> Schrijfopdracht A:
Zoek in de lijst elke regel op waarin de tekenreeks "有一个词" voorkomt, en neem die regels over.

> Geselecteerde tekst:
++++++
Hatsjepsoet I met de gouden baard, die haar echtgenoot, de farao, rokken laat dragen en naar het vrouwenhuis verbant, regeert bijna een kwart eeuw over Egypte, niet als Egyptenares, maar als Egyptenaar. Ze bewerkt de grond, legt kanalen aan, spant de ossen voor het scheprad. Ze heeft slechts één zwakke plek: Senmoet, de architect uit Thebe, die voor hen beiden een rustplaats ontwerpt zoals nog nooit een liefdespaar had bezeten – Deir el-Bahari, de rotstempel bij de ingang van het Dal der Koningen.
++++++
> Aangeleverde lijst:

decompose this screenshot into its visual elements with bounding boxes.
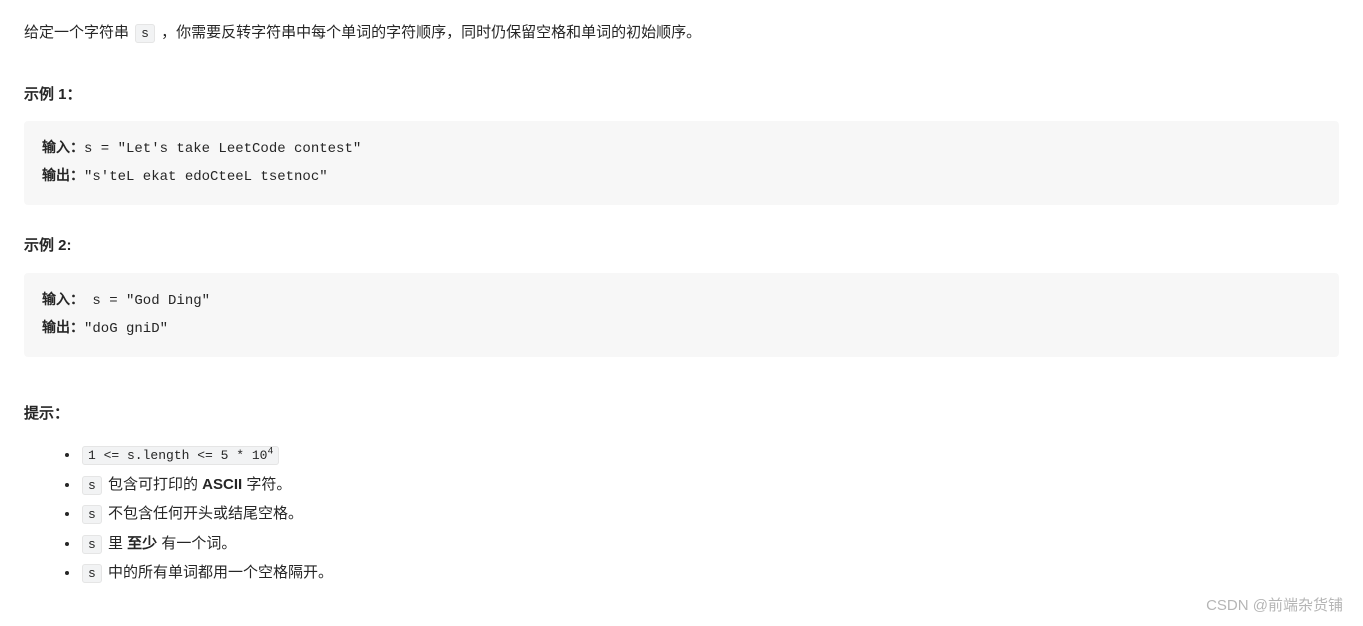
hint-2-text-after: 字符。 <box>242 476 291 493</box>
intro-prefix: 给定一个字符串 <box>24 24 133 41</box>
hint-2-code: s <box>82 476 102 495</box>
hint-1-code: 1 <= s.length <= 5 * 104 <box>82 446 279 465</box>
example-2-input-label: 输入： <box>42 293 84 309</box>
example-2-input-value: s = "God Ding" <box>84 293 210 309</box>
hint-3-text: 不包含任何开头或结尾空格。 <box>104 505 303 522</box>
example-1-input-value: s = "Let's take LeetCode contest" <box>84 141 361 157</box>
hint-2-text-before: 包含可打印的 <box>104 476 202 493</box>
hint-4-text-after: 有一个词。 <box>157 535 236 552</box>
example-2-output-label: 输出： <box>42 321 84 337</box>
example-1-block: 输入：s = "Let's take LeetCode contest" 输出：… <box>24 121 1339 205</box>
hints-heading: 提示： <box>24 401 1339 427</box>
hint-4-bold: 至少 <box>127 535 157 552</box>
hint-item-3: s 不包含任何开头或结尾空格。 <box>80 501 1339 527</box>
example-2-heading: 示例 2: <box>24 233 1339 259</box>
watermark: CSDN @前端杂货铺 <box>1206 593 1343 619</box>
hint-3-code: s <box>82 505 102 524</box>
hint-item-2: s 包含可打印的 ASCII 字符。 <box>80 472 1339 498</box>
example-2-output-value: "doG gniD" <box>84 321 168 337</box>
example-2-block: 输入： s = "God Ding" 输出："doG gniD" <box>24 273 1339 357</box>
intro-suffix: ，你需要反转字符串中每个单词的字符顺序，同时仍保留空格和单词的初始顺序。 <box>157 24 701 41</box>
example-1-heading: 示例 1： <box>24 82 1339 108</box>
intro-code-token: s <box>135 24 155 43</box>
hint-item-4: s 里 至少 有一个词。 <box>80 531 1339 557</box>
hint-5-code: s <box>82 564 102 583</box>
example-1-output-value: "s'teL ekat edoCteeL tsetnoc" <box>84 169 328 185</box>
hint-4-code: s <box>82 535 102 554</box>
hint-item-5: s 中的所有单词都用一个空格隔开。 <box>80 560 1339 586</box>
example-1-output-label: 输出： <box>42 169 84 185</box>
hint-item-1: 1 <= s.length <= 5 * 104 <box>80 442 1339 468</box>
example-1-input-label: 输入： <box>42 141 84 157</box>
hint-2-bold: ASCII <box>202 476 242 493</box>
hint-5-text: 中的所有单词都用一个空格隔开。 <box>104 564 333 581</box>
problem-description: 给定一个字符串 s ，你需要反转字符串中每个单词的字符顺序，同时仍保留空格和单词… <box>24 20 1339 46</box>
hints-list: 1 <= s.length <= 5 * 104 s 包含可打印的 ASCII … <box>24 442 1339 586</box>
hint-4-text-before: 里 <box>104 535 127 552</box>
++++++
> Schrijfopdracht B:
Beantwoord over de tekst over Hatsjepsoet kort de volgende vragen:
(i) Hoe lang regeert Hatsjepsoet over Egypte?
(ii) Uit welke stad komt de architect Senmoet?
(iii) Waar ligt de rotstempel Deir el-Bahari?

> Volledige uitvoer A:
hint-4-text-after: 有一个词。 <box>157 535 236 552</box>
hint-item-4: s 里 至少 有一个词。 <box>80 531 1339 557</box>

> Volledige uitvoer B:
(i) Bijna een kwart eeuw.
(ii) Uit Thebe.
(iii) Bij de ingang van het Dal der Koningen.